THE PROBLEM:
Find the word "expectancy" in the listing; pull out each line holding it.

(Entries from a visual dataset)
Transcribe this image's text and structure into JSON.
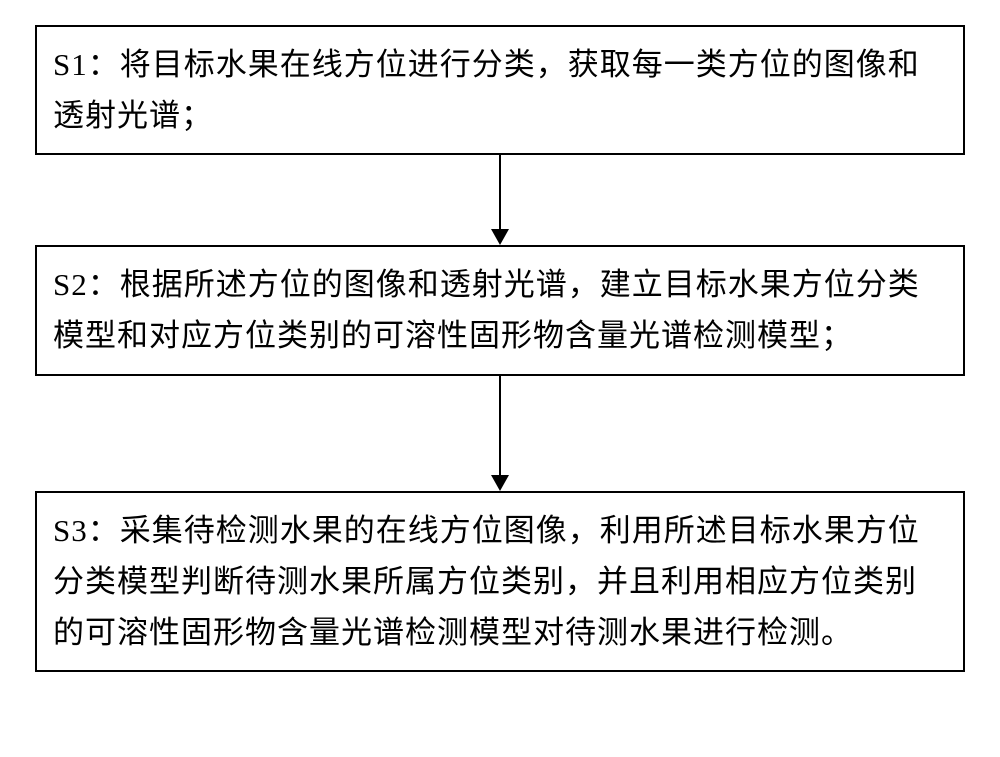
{
  "flowchart": {
    "type": "flowchart",
    "background_color": "#ffffff",
    "border_color": "#000000",
    "border_width": 2,
    "text_color": "#000000",
    "font_size": 31,
    "font_family": "KaiTi",
    "box_width_ratio": 1.0,
    "line_height": 1.65,
    "steps": [
      {
        "label": "S1：",
        "text": "将目标水果在线方位进行分类，获取每一类方位的图像和透射光谱；"
      },
      {
        "label": "S2：",
        "text": "根据所述方位的图像和透射光谱，建立目标水果方位分类模型和对应方位类别的可溶性固形物含量光谱检测模型；"
      },
      {
        "label": "S3：",
        "text": "采集待检测水果的在线方位图像，利用所述目标水果方位分类模型判断待测水果所属方位类别，并且利用相应方位类别的可溶性固形物含量光谱检测模型对待测水果进行检测。"
      }
    ],
    "arrows": [
      {
        "height": 90,
        "line_width": 2,
        "head_width": 18,
        "head_height": 16,
        "color": "#000000"
      },
      {
        "height": 115,
        "line_width": 2,
        "head_width": 18,
        "head_height": 16,
        "color": "#000000"
      }
    ]
  }
}
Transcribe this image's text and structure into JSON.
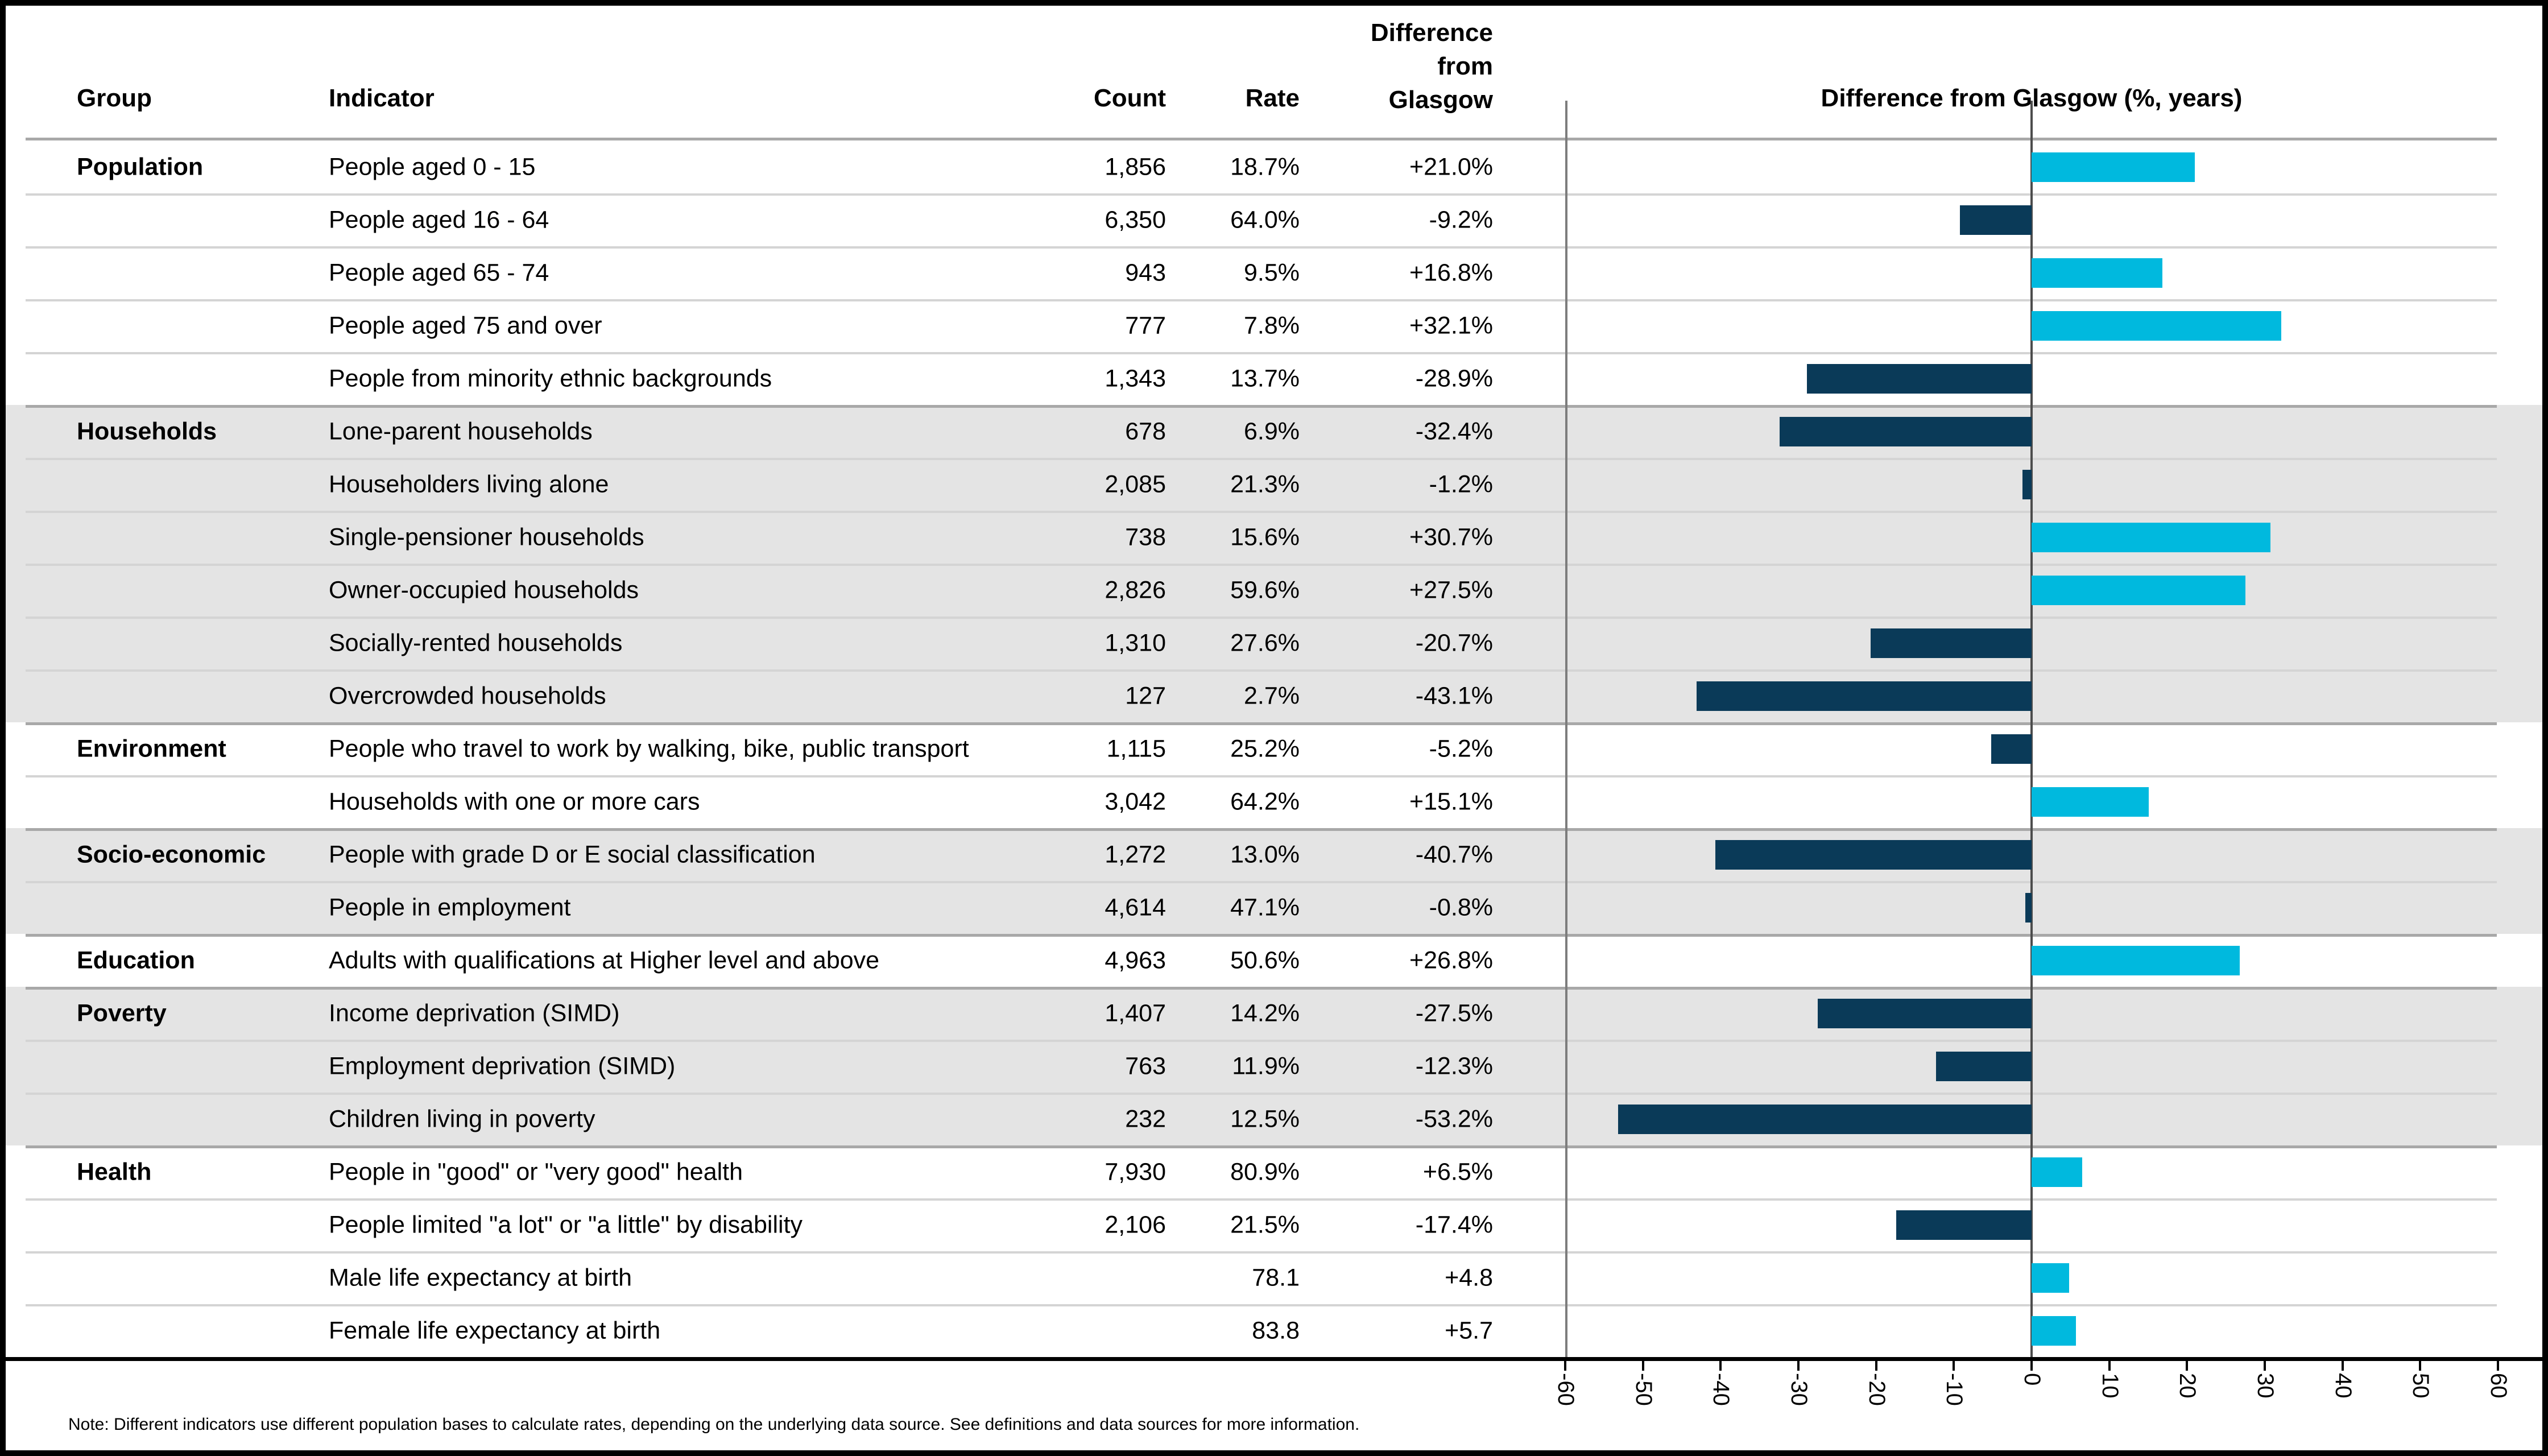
{
  "header": {
    "group": "Group",
    "indicator": "Indicator",
    "count": "Count",
    "rate": "Rate",
    "diff_line1": "Difference",
    "diff_line2": "from",
    "diff_line3": "Glasgow",
    "chart_title": "Difference from Glasgow (%, years)"
  },
  "note": "Note: Different indicators use different population bases to calculate rates, depending on the underlying data source. See definitions and data sources for more information.",
  "colors": {
    "positive_bar": "#00b9de",
    "negative_bar": "#0a3a58",
    "shaded_row_background": "#e4e4e4",
    "row_separator": "#d4d4d4",
    "group_separator": "#a8a8a8",
    "zero_line": "#4c4c4c",
    "chart_border": "#7d7d7d"
  },
  "shaded_groups": [
    "Households",
    "Socio-economic",
    "Poverty"
  ],
  "axis": {
    "min": -60,
    "max": 60,
    "step": 10,
    "labels": [
      "-60",
      "-50",
      "-40",
      "-30",
      "-20",
      "-10",
      "0",
      "10",
      "20",
      "30",
      "40",
      "50",
      "60"
    ]
  },
  "rows": [
    {
      "group": "Population",
      "indicator": "People aged 0 - 15",
      "count": "1,856",
      "rate": "18.7%",
      "diff": "+21.0%",
      "diff_value": 21.0
    },
    {
      "group": "",
      "indicator": "People aged 16 - 64",
      "count": "6,350",
      "rate": "64.0%",
      "diff": "-9.2%",
      "diff_value": -9.2
    },
    {
      "group": "",
      "indicator": "People aged 65 - 74",
      "count": "943",
      "rate": "9.5%",
      "diff": "+16.8%",
      "diff_value": 16.8
    },
    {
      "group": "",
      "indicator": "People aged 75 and over",
      "count": "777",
      "rate": "7.8%",
      "diff": "+32.1%",
      "diff_value": 32.1
    },
    {
      "group": "",
      "indicator": "People from minority ethnic backgrounds",
      "count": "1,343",
      "rate": "13.7%",
      "diff": "-28.9%",
      "diff_value": -28.9
    },
    {
      "group": "Households",
      "indicator": "Lone-parent households",
      "count": "678",
      "rate": "6.9%",
      "diff": "-32.4%",
      "diff_value": -32.4
    },
    {
      "group": "",
      "indicator": "Householders living alone",
      "count": "2,085",
      "rate": "21.3%",
      "diff": "-1.2%",
      "diff_value": -1.2
    },
    {
      "group": "",
      "indicator": "Single-pensioner households",
      "count": "738",
      "rate": "15.6%",
      "diff": "+30.7%",
      "diff_value": 30.7
    },
    {
      "group": "",
      "indicator": "Owner-occupied households",
      "count": "2,826",
      "rate": "59.6%",
      "diff": "+27.5%",
      "diff_value": 27.5
    },
    {
      "group": "",
      "indicator": "Socially-rented households",
      "count": "1,310",
      "rate": "27.6%",
      "diff": "-20.7%",
      "diff_value": -20.7
    },
    {
      "group": "",
      "indicator": "Overcrowded households",
      "count": "127",
      "rate": "2.7%",
      "diff": "-43.1%",
      "diff_value": -43.1
    },
    {
      "group": "Environment",
      "indicator": "People who travel to work by walking, bike, public transport",
      "count": "1,115",
      "rate": "25.2%",
      "diff": "-5.2%",
      "diff_value": -5.2
    },
    {
      "group": "",
      "indicator": "Households with one or more cars",
      "count": "3,042",
      "rate": "64.2%",
      "diff": "+15.1%",
      "diff_value": 15.1
    },
    {
      "group": "Socio-economic",
      "indicator": "People with grade D or E social classification",
      "count": "1,272",
      "rate": "13.0%",
      "diff": "-40.7%",
      "diff_value": -40.7
    },
    {
      "group": "",
      "indicator": "People in employment",
      "count": "4,614",
      "rate": "47.1%",
      "diff": "-0.8%",
      "diff_value": -0.8
    },
    {
      "group": "Education",
      "indicator": "Adults with qualifications at Higher level and above",
      "count": "4,963",
      "rate": "50.6%",
      "diff": "+26.8%",
      "diff_value": 26.8
    },
    {
      "group": "Poverty",
      "indicator": "Income deprivation (SIMD)",
      "count": "1,407",
      "rate": "14.2%",
      "diff": "-27.5%",
      "diff_value": -27.5
    },
    {
      "group": "",
      "indicator": "Employment deprivation (SIMD)",
      "count": "763",
      "rate": "11.9%",
      "diff": "-12.3%",
      "diff_value": -12.3
    },
    {
      "group": "",
      "indicator": "Children living in poverty",
      "count": "232",
      "rate": "12.5%",
      "diff": "-53.2%",
      "diff_value": -53.2
    },
    {
      "group": "Health",
      "indicator": "People in \"good\" or \"very good\" health",
      "count": "7,930",
      "rate": "80.9%",
      "diff": "+6.5%",
      "diff_value": 6.5
    },
    {
      "group": "",
      "indicator": "People limited \"a lot\" or \"a little\" by disability",
      "count": "2,106",
      "rate": "21.5%",
      "diff": "-17.4%",
      "diff_value": -17.4
    },
    {
      "group": "",
      "indicator": "Male life expectancy at birth",
      "count": "",
      "rate": "78.1",
      "diff": "+4.8",
      "diff_value": 4.8
    },
    {
      "group": "",
      "indicator": "Female life expectancy at birth",
      "count": "",
      "rate": "83.8",
      "diff": "+5.7",
      "diff_value": 5.7
    }
  ],
  "chart_data": {
    "type": "bar",
    "orientation": "horizontal",
    "title": "Difference from Glasgow (%, years)",
    "categories": [
      "People aged 0 - 15",
      "People aged 16 - 64",
      "People aged 65 - 74",
      "People aged 75 and over",
      "People from minority ethnic backgrounds",
      "Lone-parent households",
      "Householders living alone",
      "Single-pensioner households",
      "Owner-occupied households",
      "Socially-rented households",
      "Overcrowded households",
      "People who travel to work by walking, bike, public transport",
      "Households with one or more cars",
      "People with grade D or E social classification",
      "People in employment",
      "Adults with qualifications at Higher level and above",
      "Income deprivation (SIMD)",
      "Employment deprivation (SIMD)",
      "Children living in poverty",
      "People in \"good\" or \"very good\" health",
      "People limited \"a lot\" or \"a little\" by disability",
      "Male life expectancy at birth",
      "Female life expectancy at birth"
    ],
    "values": [
      21.0,
      -9.2,
      16.8,
      32.1,
      -28.9,
      -32.4,
      -1.2,
      30.7,
      27.5,
      -20.7,
      -43.1,
      -5.2,
      15.1,
      -40.7,
      -0.8,
      26.8,
      -27.5,
      -12.3,
      -53.2,
      6.5,
      -17.4,
      4.8,
      5.7
    ],
    "xlim": [
      -60,
      60
    ],
    "xticks": [
      -60,
      -50,
      -40,
      -30,
      -20,
      -10,
      0,
      10,
      20,
      30,
      40,
      50,
      60
    ],
    "grid": false,
    "legend": false,
    "positive_color": "#00b9de",
    "negative_color": "#0a3a58"
  }
}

ANSWER FOR THE TASK:
      "indicator": "Male life expectancy at birth",
      "indicator": "Female life expectancy at birth",
      "Male life expectancy at birth",
      "Female life expectancy at birth"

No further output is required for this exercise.